_Task description_:
Show all lines of the listing that hold the word "totaal".

(Data extracted from a collection)
....................

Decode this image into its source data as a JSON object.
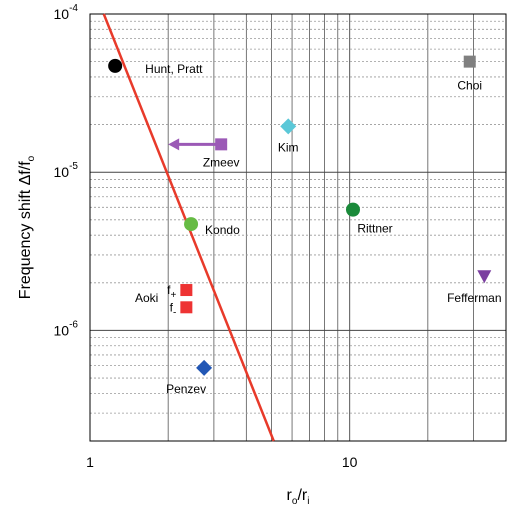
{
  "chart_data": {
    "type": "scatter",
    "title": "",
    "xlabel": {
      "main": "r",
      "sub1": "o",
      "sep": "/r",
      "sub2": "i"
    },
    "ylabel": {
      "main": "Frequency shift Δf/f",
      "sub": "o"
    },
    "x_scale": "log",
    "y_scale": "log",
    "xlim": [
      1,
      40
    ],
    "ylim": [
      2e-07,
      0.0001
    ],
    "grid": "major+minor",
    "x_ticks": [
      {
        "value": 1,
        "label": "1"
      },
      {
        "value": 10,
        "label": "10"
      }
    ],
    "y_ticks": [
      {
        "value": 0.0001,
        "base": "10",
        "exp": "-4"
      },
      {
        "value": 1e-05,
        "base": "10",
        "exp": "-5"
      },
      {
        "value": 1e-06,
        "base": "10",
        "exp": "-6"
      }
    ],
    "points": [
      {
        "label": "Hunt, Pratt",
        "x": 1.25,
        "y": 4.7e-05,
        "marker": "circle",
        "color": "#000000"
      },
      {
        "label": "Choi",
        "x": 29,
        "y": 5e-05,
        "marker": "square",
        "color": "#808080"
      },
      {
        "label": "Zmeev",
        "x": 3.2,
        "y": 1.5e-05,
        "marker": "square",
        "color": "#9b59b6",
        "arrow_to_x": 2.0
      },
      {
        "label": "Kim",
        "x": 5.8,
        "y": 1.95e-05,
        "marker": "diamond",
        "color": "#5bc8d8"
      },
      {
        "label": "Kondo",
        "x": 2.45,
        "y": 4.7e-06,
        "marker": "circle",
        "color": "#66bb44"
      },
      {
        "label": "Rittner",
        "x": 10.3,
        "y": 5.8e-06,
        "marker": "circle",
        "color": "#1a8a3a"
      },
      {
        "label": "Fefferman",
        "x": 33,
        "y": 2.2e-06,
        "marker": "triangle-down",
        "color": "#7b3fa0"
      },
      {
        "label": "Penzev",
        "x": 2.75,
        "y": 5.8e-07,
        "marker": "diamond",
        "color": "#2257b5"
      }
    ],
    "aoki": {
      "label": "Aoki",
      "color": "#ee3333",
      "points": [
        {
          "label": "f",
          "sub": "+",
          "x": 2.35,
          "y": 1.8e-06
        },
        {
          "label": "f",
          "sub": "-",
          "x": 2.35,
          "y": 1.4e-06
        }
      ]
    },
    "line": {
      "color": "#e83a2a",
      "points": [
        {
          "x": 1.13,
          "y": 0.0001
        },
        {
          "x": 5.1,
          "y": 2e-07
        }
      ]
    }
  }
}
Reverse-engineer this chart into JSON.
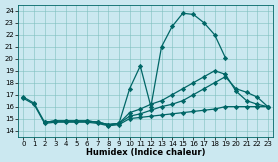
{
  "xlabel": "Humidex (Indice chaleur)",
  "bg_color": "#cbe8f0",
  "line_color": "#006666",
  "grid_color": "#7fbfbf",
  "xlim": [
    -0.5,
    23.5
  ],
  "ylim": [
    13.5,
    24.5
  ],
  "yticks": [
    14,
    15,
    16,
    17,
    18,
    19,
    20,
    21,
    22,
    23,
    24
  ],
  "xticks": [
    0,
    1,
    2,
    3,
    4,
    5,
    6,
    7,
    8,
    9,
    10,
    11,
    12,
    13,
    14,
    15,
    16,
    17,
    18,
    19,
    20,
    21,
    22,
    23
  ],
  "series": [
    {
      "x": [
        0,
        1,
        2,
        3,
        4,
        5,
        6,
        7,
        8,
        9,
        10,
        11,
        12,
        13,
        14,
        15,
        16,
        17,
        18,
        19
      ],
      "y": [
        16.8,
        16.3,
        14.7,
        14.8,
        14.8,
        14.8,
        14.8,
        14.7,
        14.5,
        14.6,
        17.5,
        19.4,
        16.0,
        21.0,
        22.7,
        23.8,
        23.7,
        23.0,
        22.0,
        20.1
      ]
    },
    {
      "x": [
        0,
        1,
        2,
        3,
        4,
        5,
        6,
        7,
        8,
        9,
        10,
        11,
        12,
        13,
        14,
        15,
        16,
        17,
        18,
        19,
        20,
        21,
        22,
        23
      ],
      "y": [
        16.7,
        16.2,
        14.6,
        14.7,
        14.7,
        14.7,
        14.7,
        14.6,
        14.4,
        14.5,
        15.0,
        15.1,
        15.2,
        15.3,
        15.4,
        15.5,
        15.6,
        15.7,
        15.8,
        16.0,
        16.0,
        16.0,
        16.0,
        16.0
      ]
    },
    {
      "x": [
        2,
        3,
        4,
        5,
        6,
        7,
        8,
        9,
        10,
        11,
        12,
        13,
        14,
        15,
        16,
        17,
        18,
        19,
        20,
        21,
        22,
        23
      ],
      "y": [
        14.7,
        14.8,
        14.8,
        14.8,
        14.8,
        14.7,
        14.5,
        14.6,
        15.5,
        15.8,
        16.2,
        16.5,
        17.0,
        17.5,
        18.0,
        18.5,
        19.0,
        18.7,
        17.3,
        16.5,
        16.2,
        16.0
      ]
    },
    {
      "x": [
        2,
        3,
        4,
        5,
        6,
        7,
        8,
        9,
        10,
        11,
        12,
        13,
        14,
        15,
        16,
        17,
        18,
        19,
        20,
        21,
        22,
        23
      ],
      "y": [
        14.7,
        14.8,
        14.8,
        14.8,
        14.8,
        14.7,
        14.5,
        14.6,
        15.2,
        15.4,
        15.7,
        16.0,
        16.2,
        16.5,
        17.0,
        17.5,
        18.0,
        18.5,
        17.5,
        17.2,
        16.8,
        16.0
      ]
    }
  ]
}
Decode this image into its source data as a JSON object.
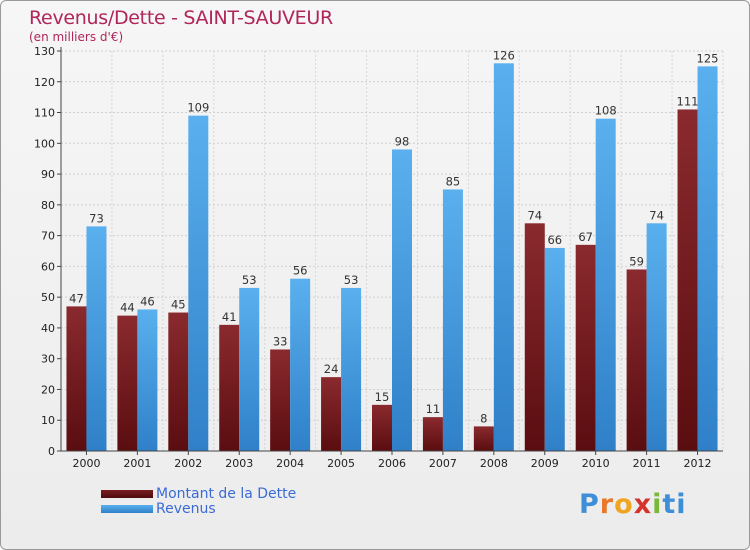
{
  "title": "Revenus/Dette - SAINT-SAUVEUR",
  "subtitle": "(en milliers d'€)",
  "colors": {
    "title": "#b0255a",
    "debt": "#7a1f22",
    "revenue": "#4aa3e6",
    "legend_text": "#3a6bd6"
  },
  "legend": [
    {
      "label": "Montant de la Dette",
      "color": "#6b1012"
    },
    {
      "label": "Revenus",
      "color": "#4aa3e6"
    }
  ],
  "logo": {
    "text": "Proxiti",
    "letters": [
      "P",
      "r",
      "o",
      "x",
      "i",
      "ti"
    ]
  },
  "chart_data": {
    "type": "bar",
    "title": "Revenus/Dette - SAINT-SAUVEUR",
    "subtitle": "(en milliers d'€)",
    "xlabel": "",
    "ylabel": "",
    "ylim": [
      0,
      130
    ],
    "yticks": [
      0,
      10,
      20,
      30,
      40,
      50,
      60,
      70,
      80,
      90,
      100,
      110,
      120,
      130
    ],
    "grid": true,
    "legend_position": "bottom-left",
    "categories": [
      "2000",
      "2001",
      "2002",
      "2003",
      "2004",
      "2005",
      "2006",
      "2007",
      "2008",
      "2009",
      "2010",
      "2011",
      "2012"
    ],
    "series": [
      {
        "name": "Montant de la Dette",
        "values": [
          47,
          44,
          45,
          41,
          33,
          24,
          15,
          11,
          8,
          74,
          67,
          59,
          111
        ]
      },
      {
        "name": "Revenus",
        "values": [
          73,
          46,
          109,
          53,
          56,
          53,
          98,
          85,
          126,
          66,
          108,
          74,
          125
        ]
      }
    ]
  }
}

....................

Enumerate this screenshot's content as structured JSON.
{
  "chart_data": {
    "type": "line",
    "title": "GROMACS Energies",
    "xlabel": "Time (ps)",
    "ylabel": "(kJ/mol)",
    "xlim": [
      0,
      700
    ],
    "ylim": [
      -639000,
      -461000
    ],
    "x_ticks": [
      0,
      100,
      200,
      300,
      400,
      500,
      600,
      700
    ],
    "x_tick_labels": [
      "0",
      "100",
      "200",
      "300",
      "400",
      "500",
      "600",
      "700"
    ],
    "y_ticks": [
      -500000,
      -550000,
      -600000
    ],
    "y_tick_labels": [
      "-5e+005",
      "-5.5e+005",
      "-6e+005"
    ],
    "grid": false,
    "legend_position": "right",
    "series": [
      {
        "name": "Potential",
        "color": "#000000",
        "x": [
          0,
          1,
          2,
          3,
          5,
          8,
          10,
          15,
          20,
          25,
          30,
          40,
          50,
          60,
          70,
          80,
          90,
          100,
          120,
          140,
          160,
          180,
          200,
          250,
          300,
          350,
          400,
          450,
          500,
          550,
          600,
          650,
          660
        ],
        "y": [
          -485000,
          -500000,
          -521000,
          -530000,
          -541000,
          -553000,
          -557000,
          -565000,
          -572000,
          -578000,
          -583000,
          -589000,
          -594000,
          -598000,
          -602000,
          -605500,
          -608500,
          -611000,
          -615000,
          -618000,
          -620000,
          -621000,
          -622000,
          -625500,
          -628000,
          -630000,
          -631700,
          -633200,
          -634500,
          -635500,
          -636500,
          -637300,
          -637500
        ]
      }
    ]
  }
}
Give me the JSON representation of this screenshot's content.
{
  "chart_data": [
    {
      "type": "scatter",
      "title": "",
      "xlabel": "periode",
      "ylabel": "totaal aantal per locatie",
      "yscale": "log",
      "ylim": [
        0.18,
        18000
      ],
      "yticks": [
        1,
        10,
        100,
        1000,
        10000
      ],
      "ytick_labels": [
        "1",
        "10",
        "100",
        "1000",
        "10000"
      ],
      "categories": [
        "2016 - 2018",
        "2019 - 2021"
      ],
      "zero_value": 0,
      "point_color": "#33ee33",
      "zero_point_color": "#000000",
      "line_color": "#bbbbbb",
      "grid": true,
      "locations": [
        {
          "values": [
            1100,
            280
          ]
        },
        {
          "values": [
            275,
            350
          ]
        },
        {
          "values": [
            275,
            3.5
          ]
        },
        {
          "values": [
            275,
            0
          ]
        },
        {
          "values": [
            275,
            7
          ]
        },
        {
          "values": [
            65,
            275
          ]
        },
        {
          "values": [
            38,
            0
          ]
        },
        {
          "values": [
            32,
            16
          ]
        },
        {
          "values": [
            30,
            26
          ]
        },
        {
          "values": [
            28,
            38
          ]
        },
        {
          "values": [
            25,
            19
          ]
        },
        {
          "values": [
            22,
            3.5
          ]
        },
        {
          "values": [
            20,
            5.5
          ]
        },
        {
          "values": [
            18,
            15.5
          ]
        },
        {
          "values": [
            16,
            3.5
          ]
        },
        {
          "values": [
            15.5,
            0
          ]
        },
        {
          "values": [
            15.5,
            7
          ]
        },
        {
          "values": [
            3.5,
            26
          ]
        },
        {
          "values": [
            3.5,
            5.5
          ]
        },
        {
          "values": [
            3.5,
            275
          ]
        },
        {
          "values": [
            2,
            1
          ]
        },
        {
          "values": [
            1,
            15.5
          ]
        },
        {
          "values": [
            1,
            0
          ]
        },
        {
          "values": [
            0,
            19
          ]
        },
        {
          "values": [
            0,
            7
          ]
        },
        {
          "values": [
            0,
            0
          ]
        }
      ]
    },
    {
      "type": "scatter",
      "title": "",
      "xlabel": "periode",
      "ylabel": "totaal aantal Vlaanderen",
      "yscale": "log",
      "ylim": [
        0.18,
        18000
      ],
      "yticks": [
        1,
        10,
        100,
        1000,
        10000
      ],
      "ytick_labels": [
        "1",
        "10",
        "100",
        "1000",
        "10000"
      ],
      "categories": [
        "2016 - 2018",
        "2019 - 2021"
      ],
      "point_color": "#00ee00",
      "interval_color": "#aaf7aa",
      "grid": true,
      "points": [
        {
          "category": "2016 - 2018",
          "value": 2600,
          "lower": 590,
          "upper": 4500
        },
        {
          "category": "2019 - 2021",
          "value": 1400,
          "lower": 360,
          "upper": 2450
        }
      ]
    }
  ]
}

....................

_Task output_:
      "ylabel": "totaal aantal per locatie",
      "ylabel": "totaal aantal Vlaanderen",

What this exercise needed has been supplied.